*Given request*:
Pull out every line with the word "colleagues" from the entries below.

*Records supplied*:

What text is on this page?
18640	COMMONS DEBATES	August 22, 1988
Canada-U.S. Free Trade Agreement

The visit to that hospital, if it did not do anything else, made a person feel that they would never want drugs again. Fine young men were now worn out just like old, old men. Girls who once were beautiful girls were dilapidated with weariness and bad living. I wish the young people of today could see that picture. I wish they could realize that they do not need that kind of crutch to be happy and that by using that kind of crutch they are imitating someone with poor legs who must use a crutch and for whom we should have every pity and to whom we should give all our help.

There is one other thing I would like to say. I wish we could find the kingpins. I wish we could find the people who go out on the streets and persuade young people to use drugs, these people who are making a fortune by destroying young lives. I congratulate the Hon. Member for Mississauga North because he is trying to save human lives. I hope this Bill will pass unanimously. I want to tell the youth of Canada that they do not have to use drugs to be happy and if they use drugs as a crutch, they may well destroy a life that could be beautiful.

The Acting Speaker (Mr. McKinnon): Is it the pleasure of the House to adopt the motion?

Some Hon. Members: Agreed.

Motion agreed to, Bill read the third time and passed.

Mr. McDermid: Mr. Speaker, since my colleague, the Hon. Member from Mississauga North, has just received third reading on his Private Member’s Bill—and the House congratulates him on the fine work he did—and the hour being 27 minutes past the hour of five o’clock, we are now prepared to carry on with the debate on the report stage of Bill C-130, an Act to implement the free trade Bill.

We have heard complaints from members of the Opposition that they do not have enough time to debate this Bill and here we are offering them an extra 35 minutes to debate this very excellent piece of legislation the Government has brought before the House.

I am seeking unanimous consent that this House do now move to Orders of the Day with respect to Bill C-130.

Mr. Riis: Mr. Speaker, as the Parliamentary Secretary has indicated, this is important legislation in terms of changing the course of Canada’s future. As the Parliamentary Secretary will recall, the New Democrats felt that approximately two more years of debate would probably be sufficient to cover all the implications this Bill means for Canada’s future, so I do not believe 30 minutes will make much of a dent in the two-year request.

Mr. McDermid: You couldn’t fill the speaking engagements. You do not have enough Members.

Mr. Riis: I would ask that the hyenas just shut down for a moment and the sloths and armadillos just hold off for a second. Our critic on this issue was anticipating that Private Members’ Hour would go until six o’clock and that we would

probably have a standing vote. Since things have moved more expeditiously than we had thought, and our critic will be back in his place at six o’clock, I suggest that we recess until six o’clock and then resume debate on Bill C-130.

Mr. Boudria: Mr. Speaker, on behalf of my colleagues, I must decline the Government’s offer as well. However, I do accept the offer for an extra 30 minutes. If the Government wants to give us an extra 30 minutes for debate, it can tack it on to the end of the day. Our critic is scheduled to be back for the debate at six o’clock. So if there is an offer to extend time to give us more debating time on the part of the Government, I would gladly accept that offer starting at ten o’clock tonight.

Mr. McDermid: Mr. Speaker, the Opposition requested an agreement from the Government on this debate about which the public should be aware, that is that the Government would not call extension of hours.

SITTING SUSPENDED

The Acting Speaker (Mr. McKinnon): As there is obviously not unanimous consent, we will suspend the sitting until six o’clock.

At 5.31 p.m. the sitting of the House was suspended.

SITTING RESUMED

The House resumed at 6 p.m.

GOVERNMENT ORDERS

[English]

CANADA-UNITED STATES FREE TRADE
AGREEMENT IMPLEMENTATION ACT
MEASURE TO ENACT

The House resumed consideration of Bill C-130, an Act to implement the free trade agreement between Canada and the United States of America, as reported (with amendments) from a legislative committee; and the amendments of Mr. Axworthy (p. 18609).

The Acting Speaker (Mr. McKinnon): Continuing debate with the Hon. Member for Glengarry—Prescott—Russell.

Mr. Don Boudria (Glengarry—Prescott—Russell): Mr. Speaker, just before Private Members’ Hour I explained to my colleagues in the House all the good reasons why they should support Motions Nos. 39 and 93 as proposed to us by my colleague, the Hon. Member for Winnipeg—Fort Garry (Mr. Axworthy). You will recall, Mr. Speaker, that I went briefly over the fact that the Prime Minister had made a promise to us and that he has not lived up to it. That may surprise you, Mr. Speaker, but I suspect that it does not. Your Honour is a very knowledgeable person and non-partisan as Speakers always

*Answer below*:
Mr. Boudria: Mr. Speaker, on behalf of my colleagues, I must decline the Government’s offer as well. However, I do accept the offer for an extra 30 minutes. If the Government wants to give us an extra 30 minutes for debate, it can tack it on to the end of the day. Our critic is scheduled to be back for the debate at six o’clock. So if there is an offer to extend time to give us more debating time on the part of the Government, I would gladly accept that offer starting at ten o’clock tonight.
Mr. Don Boudria (Glengarry—Prescott—Russell): Mr. Speaker, just before Private Members’ Hour I explained to my colleagues in the House all the good reasons why they should support Motions Nos. 39 and 93 as proposed to us by my colleague, the Hon. Member for Winnipeg—Fort Garry (Mr. Axworthy). You will recall, Mr. Speaker, that I went briefly over the fact that the Prime Minister had made a promise to us and that he has not lived up to it. That may surprise you, Mr. Speaker, but I suspect that it does not. Your Honour is a very knowledgeable person and non-partisan as Speakers always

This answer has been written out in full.